SET PROBLEM: Filter the data below for the string "靠近大陆一侧" and copy each matching line.

Extracted records:

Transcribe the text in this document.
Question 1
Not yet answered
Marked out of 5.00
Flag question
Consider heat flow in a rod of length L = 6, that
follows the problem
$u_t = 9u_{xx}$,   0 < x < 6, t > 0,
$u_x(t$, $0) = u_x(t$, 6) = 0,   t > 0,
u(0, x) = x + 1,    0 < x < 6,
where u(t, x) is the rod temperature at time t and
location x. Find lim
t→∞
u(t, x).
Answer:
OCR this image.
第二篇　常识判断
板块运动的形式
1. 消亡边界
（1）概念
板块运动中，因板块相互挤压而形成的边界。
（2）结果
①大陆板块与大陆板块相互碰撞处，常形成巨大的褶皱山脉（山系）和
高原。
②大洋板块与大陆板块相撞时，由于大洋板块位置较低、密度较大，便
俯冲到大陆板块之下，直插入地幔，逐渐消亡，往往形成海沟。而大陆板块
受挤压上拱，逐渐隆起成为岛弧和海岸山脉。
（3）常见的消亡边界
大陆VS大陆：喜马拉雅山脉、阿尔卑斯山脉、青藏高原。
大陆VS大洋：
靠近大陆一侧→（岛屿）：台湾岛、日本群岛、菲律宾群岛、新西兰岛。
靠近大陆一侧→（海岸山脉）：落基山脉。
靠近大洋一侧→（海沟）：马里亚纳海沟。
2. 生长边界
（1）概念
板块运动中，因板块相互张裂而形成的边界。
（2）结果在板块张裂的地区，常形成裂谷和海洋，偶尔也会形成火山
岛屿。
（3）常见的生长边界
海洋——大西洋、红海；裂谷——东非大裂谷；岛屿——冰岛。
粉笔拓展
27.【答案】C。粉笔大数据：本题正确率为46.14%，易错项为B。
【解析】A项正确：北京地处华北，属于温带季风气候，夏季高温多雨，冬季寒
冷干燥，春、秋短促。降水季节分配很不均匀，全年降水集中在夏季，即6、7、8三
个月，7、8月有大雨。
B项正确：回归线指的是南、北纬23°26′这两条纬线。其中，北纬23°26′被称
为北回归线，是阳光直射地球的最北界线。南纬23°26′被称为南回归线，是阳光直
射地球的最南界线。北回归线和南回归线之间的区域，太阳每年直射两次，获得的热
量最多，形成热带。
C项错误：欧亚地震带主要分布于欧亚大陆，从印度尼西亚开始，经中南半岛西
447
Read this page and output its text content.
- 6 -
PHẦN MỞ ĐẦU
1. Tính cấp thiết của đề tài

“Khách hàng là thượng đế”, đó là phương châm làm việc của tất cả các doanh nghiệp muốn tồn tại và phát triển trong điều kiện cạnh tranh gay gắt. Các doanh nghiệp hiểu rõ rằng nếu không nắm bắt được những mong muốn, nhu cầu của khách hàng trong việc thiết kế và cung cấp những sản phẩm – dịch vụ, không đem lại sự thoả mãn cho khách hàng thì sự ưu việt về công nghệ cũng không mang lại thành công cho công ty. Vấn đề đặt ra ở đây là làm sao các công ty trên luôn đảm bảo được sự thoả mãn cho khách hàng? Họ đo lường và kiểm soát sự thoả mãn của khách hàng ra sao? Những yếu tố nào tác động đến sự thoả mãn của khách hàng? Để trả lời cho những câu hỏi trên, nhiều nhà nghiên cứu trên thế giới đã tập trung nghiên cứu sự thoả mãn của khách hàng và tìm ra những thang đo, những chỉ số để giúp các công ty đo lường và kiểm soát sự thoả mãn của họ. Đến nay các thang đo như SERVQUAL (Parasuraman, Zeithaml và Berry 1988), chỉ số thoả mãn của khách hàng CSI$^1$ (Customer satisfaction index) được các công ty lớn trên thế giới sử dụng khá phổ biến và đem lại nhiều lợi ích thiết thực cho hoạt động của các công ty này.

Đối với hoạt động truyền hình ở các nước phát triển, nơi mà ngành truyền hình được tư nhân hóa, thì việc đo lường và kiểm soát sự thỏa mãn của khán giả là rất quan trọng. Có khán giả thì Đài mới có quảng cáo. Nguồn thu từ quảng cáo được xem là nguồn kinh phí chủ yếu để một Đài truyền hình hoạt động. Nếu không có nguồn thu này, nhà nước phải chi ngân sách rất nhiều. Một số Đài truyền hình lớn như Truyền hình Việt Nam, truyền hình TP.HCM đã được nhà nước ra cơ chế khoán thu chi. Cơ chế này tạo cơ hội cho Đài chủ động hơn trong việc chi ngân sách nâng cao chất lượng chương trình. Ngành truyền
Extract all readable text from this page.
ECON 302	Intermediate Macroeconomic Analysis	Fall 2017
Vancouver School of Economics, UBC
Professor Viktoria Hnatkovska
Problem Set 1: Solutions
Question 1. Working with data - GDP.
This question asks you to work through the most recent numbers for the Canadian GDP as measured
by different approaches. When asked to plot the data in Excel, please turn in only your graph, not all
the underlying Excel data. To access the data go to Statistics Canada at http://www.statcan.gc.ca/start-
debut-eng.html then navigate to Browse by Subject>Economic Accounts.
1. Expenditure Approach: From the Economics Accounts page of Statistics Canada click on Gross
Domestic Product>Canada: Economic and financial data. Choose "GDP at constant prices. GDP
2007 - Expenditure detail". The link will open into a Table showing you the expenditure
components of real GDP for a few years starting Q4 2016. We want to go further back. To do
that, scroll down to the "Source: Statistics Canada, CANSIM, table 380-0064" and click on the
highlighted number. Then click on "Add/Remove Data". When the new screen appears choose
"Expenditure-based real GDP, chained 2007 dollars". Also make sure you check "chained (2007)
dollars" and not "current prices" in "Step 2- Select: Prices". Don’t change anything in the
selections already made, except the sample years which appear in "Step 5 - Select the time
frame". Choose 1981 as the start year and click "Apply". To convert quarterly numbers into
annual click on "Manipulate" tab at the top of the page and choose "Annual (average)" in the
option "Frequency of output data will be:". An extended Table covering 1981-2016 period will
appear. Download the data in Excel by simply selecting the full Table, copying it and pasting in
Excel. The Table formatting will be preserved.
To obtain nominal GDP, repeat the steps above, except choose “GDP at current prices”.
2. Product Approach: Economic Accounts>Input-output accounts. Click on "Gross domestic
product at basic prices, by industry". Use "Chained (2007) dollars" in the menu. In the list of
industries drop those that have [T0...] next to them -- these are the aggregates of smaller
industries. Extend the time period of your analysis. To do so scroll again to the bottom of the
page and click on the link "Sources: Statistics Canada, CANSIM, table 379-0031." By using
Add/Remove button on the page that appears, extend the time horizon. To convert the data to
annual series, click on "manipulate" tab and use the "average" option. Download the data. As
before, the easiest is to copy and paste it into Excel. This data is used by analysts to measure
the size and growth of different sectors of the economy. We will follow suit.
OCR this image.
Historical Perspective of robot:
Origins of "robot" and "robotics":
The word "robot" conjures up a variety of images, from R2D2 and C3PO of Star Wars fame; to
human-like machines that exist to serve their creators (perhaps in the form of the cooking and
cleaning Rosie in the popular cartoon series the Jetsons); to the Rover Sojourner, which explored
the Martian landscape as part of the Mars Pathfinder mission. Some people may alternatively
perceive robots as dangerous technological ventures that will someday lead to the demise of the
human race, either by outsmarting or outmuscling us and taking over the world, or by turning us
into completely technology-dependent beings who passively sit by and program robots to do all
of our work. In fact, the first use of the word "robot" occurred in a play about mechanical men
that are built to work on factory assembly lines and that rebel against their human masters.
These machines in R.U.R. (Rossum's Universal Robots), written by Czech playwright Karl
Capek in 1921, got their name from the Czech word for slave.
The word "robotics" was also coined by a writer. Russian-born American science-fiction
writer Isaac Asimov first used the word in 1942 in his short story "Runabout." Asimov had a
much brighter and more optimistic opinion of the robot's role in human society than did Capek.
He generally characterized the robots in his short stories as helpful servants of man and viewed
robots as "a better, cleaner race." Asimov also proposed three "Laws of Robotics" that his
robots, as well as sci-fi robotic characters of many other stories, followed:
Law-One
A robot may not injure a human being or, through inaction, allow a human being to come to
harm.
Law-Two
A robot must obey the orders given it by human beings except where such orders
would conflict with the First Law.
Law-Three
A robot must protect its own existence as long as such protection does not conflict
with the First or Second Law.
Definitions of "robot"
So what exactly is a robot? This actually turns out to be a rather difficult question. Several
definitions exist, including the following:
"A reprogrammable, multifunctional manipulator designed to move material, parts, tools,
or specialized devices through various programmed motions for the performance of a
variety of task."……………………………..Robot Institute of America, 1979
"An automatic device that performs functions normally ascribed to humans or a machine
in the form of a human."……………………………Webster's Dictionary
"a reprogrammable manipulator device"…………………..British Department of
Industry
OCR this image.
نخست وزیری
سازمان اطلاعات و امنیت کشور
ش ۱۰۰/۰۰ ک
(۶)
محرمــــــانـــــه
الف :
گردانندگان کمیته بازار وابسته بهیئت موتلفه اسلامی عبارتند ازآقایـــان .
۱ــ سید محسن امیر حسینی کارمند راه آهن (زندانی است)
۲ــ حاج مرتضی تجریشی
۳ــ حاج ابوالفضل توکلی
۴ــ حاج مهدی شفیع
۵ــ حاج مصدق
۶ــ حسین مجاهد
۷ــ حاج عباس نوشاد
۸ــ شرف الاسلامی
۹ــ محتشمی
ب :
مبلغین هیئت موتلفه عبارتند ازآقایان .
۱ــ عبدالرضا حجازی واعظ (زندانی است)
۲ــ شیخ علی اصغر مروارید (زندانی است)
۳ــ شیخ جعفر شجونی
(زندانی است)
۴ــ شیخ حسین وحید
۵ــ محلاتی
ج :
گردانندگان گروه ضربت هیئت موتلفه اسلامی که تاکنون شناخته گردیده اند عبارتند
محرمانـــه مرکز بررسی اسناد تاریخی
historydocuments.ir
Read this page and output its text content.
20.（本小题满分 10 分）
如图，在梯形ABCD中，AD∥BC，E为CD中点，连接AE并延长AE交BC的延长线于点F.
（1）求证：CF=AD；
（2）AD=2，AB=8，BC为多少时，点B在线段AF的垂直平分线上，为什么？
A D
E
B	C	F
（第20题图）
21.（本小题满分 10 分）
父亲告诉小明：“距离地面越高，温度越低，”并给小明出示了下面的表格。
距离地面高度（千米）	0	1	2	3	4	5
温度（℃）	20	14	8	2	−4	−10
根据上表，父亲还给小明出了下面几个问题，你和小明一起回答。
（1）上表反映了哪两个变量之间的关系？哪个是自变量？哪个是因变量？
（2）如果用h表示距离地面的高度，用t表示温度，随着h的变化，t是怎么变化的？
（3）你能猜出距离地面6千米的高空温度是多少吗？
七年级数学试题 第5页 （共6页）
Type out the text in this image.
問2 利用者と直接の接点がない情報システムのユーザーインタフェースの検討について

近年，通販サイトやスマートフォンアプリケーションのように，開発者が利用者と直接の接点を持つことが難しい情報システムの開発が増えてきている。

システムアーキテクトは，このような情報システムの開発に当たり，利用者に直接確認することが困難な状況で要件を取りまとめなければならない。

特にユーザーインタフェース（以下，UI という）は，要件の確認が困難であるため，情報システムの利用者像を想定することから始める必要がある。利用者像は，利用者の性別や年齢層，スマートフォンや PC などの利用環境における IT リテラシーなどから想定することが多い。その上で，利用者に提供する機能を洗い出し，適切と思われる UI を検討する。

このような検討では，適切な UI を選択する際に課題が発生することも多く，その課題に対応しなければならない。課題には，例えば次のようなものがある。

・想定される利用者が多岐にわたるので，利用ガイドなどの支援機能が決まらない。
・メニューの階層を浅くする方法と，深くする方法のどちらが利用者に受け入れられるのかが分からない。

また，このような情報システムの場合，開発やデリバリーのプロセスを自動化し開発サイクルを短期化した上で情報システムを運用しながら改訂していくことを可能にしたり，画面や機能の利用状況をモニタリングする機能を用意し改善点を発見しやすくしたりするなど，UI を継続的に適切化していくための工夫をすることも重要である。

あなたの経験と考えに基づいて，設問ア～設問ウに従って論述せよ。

EXERCISE OUTPUT:
靠近大陆一侧→（岛屿）：台湾岛、日本群岛、菲律宾群岛、新西兰岛。
靠近大陆一侧→（海岸山脉）：落基山脉。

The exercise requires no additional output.